PROBLEM TO SOLVE:
Restate the whole listing exactly.

GIVEN DATA:
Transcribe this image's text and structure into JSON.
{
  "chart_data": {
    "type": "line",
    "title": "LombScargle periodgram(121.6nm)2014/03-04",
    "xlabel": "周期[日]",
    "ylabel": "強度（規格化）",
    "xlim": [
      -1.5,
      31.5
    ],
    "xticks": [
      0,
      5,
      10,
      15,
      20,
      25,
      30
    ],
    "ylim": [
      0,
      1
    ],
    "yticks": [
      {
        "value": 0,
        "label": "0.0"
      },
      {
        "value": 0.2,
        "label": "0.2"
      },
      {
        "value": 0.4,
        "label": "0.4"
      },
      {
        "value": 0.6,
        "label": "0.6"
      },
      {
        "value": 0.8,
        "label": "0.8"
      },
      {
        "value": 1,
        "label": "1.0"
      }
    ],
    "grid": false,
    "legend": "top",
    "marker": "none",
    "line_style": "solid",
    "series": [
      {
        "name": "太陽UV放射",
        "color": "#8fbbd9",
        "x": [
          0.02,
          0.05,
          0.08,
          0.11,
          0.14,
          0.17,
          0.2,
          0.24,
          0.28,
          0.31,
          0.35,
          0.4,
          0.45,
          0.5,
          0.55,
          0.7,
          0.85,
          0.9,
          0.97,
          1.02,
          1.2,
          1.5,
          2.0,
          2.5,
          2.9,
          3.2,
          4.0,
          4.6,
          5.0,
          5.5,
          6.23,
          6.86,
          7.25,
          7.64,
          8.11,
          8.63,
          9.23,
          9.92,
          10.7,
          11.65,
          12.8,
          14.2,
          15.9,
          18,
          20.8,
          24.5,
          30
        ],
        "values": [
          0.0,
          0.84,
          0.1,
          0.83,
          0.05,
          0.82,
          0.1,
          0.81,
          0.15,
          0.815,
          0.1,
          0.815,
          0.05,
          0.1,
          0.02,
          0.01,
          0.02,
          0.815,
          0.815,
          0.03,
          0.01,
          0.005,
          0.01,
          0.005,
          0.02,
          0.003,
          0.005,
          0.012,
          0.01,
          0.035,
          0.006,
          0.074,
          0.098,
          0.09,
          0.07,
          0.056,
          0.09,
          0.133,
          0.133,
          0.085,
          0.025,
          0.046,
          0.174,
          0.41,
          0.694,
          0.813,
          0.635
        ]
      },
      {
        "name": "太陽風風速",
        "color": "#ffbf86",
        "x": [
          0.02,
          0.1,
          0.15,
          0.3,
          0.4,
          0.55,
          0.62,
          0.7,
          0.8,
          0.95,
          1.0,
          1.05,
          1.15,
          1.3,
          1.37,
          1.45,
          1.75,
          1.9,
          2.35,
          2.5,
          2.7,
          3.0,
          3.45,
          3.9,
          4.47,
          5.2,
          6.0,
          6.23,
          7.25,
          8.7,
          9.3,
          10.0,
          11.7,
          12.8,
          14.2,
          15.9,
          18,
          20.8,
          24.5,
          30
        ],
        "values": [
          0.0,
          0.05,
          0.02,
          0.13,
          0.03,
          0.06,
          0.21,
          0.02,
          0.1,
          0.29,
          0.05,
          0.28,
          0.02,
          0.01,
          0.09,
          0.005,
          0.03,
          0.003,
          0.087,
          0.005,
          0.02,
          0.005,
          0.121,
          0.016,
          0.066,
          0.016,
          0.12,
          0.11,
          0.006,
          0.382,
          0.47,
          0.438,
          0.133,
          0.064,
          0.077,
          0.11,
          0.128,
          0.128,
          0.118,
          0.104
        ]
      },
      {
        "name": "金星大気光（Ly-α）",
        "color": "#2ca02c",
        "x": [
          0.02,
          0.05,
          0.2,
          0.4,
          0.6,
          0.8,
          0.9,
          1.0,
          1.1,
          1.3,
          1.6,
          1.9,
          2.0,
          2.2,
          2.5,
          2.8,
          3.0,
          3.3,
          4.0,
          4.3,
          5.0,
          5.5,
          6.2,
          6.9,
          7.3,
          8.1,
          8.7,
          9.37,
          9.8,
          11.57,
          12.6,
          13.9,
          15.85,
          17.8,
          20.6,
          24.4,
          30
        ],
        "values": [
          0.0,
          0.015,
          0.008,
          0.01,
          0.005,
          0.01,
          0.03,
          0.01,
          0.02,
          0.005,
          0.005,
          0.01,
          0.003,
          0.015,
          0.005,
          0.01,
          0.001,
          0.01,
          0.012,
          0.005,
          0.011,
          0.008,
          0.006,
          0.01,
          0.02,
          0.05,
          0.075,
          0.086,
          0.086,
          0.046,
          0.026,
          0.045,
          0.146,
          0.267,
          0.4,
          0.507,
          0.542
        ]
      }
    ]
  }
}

THE SOLUTION:
Transcribe this image's text and structure into JSON.
{
  "chart_data": {
    "type": "line",
    "title": "LombScargle periodgram(121.6nm)2014/03-04",
    "xlabel": "周期[日]",
    "ylabel": "強度（規格化）",
    "xlim": [
      -1.5,
      31.5
    ],
    "xticks": [
      0,
      5,
      10,
      15,
      20,
      25,
      30
    ],
    "ylim": [
      0,
      1
    ],
    "yticks": [
      {
        "value": 0,
        "label": "0.0"
      },
      {
        "value": 0.2,
        "label": "0.2"
      },
      {
        "value": 0.4,
        "label": "0.4"
      },
      {
        "value": 0.6,
        "label": "0.6"
      },
      {
        "value": 0.8,
        "label": "0.8"
      },
      {
        "value": 1,
        "label": "1.0"
      }
    ],
    "grid": false,
    "legend": "top",
    "marker": "none",
    "line_style": "solid",
    "series": [
      {
        "name": "太陽UV放射",
        "color": "#8fbbd9",
        "x": [
          0.02,
          0.05,
          0.08,
          0.11,
          0.14,
          0.17,
          0.2,
          0.24,
          0.28,
          0.31,
          0.35,
          0.4,
          0.45,
          0.5,
          0.55,
          0.7,
          0.85,
          0.9,
          0.97,
          1.02,
          1.2,
          1.5,
          2.0,
          2.5,
          2.9,
          3.2,
          4.0,
          4.6,
          5.0,
          5.5,
          6.23,
          6.86,
          7.25,
          7.64,
          8.11,
          8.63,
          9.23,
          9.92,
          10.7,
          11.65,
          12.8,
          14.2,
          15.9,
          18,
          20.8,
          24.5,
          30
        ],
        "values": [
          0.0,
          0.84,
          0.1,
          0.83,
          0.05,
          0.82,
          0.1,
          0.81,
          0.15,
          0.815,
          0.1,
          0.815,
          0.05,
          0.1,
          0.02,
          0.01,
          0.02,
          0.815,
          0.815,
          0.03,
          0.01,
          0.005,
          0.01,
          0.005,
          0.02,
          0.003,
          0.005,
          0.012,
          0.01,
          0.035,
          0.006,
          0.074,
          0.098,
          0.09,
          0.07,
          0.056,
          0.09,
          0.133,
          0.133,
          0.085,
          0.025,
          0.046,
          0.174,
          0.41,
          0.694,
          0.813,
          0.635
        ]
      },
      {
        "name": "太陽風風速",
        "color": "#ffbf86",
        "x": [
          0.02,
          0.1,
          0.15,
          0.3,
          0.4,
          0.55,
          0.62,
          0.7,
          0.8,
          0.95,
          1.0,
          1.05,
          1.15,
          1.3,
          1.37,
          1.45,
          1.75,
          1.9,
          2.35,
          2.5,
          2.7,
          3.0,
          3.45,
          3.9,
          4.47,
          5.2,
          6.0,
          6.23,
          7.25,
          8.7,
          9.3,
          10.0,
          11.7,
          12.8,
          14.2,
          15.9,
          18,
          20.8,
          24.5,
          30
        ],
        "values": [
          0.0,
          0.05,
          0.02,
          0.13,
          0.03,
          0.06,
          0.21,
          0.02,
          0.1,
          0.29,
          0.05,
          0.28,
          0.02,
          0.01,
          0.09,
          0.005,
          0.03,
          0.003,
          0.087,
          0.005,
          0.02,
          0.005,
          0.121,
          0.016,
          0.066,
          0.016,
          0.12,
          0.11,
          0.006,
          0.382,
          0.47,
          0.438,
          0.133,
          0.064,
          0.077,
          0.11,
          0.128,
          0.128,
          0.118,
          0.104
        ]
      },
      {
        "name": "金星大気光（Ly-α）",
        "color": "#2ca02c",
        "x": [
          0.02,
          0.05,
          0.2,
          0.4,
          0.6,
          0.8,
          0.9,
          1.0,
          1.1,
          1.3,
          1.6,
          1.9,
          2.0,
          2.2,
          2.5,
          2.8,
          3.0,
          3.3,
          4.0,
          4.3,
          5.0,
          5.5,
          6.2,
          6.9,
          7.3,
          8.1,
          8.7,
          9.37,
          9.8,
          11.57,
          12.6,
          13.9,
          15.85,
          17.8,
          20.6,
          24.4,
          30
        ],
        "values": [
          0.0,
          0.015,
          0.008,
          0.01,
          0.005,
          0.01,
          0.03,
          0.01,
          0.02,
          0.005,
          0.005,
          0.01,
          0.003,
          0.015,
          0.005,
          0.01,
          0.001,
          0.01,
          0.012,
          0.005,
          0.011,
          0.008,
          0.006,
          0.01,
          0.02,
          0.05,
          0.075,
          0.086,
          0.086,
          0.046,
          0.026,
          0.045,
          0.146,
          0.267,
          0.4,
          0.507,
          0.542
        ]
      }
    ]
  }
}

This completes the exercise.